**TEXT PASSAGE**
Ethiopian International Film Festival

Matthew, Galen and Phil

Last week I had the opportunity to work with two young American Filmmakers who were in Addis as part of the Ethiopian International Film Festival.  Working on behalf of the Public Affairs Section, I welcomed Producer Phil Hessler and Director Galen Knowles who spent the week in Ethiopia conducting workshops, leading discussions and hosting screenings of their film, “Far From Home” which deals with the complexities associated in an East African context through the story of a Ugandan Snowboarder!  They were here supported by a grant from the State Department in partnership with USC as part of the American Film Showcase which builds upon “smart power diplomacy” and the mission of people to people engagement through film.

Part of the aim through our work with PAS at the Embassy was to encourage Ethiopian youth to share their stories through film, promoting conversation outside of the prescribed narratives associated within an Ethiopian (or even East African) framework.  Clearly film (and in particular, Documentaries) is a powerful medium, yet one which has not yet fully been grasped here on the Horn of Africa.  We want to encourage youth to share their stories which in turn helps to bring people of different cultures together through a common interest in cinematography and the power it holds.  Original stories which each of us have are an influential tool to not only share our differences but to celebrate our commonalities.

Addis Ababa University Film School

Over the course of the week, I was able to work with Phil and Galen on two different occasions, once on Monday at the Addis Ababa University Film School and once again on Saturday at the Film Festival itself.  Through each platform we were able to interact with Ethiopian youth who likewise view film as a means of expression, telling their personal stories within the context of the larger realm of their region, their country and their continent.

**OBJECTIVE**
Continue the post about the Ethiopian International Film Festival, picking up after its last sentence.

**INFORMATION GIVEN**
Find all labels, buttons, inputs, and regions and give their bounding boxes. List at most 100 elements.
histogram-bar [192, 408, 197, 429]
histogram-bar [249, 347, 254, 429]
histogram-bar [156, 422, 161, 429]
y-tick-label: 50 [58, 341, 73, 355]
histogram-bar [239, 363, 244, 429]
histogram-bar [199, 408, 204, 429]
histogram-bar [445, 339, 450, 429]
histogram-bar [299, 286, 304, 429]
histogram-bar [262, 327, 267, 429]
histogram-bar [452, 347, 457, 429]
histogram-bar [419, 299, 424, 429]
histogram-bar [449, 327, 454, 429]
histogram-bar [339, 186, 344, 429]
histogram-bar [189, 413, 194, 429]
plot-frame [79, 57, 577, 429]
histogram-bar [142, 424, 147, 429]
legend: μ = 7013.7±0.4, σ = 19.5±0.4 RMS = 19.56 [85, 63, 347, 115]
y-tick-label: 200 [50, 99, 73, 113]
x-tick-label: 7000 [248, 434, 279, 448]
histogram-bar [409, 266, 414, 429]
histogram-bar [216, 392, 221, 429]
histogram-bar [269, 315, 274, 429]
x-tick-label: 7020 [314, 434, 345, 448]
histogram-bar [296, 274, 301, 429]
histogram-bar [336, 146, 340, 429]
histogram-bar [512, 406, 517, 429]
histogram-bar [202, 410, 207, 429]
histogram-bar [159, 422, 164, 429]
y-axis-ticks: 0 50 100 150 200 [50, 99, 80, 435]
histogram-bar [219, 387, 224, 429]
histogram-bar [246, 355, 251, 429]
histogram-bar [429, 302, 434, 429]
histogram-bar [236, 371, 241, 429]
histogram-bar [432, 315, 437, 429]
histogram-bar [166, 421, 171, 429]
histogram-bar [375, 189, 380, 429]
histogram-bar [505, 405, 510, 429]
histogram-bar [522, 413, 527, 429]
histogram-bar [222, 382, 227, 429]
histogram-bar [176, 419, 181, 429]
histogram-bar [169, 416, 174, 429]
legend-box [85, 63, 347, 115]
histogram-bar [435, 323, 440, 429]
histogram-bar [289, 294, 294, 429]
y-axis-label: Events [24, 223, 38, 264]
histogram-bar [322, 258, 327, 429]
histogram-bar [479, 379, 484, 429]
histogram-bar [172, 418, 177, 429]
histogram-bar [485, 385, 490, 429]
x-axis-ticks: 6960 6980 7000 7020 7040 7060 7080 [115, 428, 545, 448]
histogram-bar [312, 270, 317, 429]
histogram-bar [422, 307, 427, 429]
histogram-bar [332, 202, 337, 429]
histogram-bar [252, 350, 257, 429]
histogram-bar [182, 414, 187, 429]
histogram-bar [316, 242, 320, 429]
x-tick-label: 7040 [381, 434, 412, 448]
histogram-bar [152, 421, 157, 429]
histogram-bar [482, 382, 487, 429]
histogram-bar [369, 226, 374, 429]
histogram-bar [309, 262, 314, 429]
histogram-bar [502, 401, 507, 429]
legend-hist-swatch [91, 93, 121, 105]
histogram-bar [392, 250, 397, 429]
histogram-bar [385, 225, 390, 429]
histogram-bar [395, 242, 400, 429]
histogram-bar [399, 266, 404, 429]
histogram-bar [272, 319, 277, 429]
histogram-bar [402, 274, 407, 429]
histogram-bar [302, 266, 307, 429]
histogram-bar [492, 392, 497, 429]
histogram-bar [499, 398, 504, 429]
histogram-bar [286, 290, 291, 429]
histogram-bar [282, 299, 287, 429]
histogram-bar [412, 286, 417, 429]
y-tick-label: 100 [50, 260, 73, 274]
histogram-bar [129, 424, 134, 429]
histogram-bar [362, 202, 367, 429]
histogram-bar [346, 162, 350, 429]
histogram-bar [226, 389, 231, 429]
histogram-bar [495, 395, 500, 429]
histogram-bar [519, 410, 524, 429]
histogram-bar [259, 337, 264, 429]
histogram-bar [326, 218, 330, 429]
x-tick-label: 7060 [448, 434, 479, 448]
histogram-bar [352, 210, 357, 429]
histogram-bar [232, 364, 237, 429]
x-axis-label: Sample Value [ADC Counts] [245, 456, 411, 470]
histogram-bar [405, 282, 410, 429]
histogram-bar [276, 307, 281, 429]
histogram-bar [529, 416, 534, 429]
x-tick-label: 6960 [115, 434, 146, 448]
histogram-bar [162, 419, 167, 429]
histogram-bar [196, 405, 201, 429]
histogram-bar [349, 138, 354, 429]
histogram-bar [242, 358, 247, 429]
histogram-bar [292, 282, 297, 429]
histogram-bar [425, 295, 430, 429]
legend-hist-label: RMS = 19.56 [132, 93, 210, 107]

**OUTPUT OF THE TASK**
The AAU Film School is the only one in Ethiopia(!) and is a Graduate-level program as there is no Undergraduate education offered which addresses student interest in movie-making.  Regardless though, there were numerous people in attendance, each with a clear vision and understanding of film and the important role which they play in sharing it with others.  Phil and Galen hosted a screening of their movie before leading a discussion, ranging from the beginning concept to the ongoing funding to the final production.  For those who were able to make it, the day provided insight otherwise unknown, with information directly from two filmmakers who were themselves living the experience in real time, happy to share their knowledge with others.

Oromia Cultural Center Presentation

For Friday’s events we moved to the Oromia Cultural Center where the Festival was being held throughout the week, with other countries screening their works for inclusion as well.  Sitting on a panel with Phil and Galen were respective Ethiopian filmmakers who addressed the issues from different viewpoints as it related to the country and the obstacles incurred within.  Questions and concerns were raised by the audience pertaining to issues associated with the dichotomies between the U.S. and Ethiopia and the variances in realities regarding filmmaking.  The underlying theme however of sharing your story, regardless of the circumstances, remained strong with the panelists and their message of encouragement.

Film, like music, eclipses boundaries which oftentimes language has a difficult time approaching.  It speaks to larger audiences through a wider array of tools, enabling everyone involved a much deeper level of understanding than sight or sound alone can accomplish.  In particular, Documentaries allow for a story-telling technique which gives unlimited credence to the subject while also encouraging knowledge and inspiration for those who are viewing it, recognizing the importance of the story while simultaneously fostering ideas of ownership over one’s own tale.

To play a small part in the Ethiopian International Film Festival was an honor for me, as it provided opportunities to see the power of educational and cultural exchange outside of the classroom, taking place on the larger canvas of society.  It gave me motivation to continue to use film as a means of expression with my students, encouraging them to  share their stories of challenge and success for others to see and hear, gaining strength through sharing and esteem in relating…

“Far From Home” can be rented or downloaded here:

All proceeds will be matched to help support Brolin become the first African Snowboarder to compete in the Winter Olympics!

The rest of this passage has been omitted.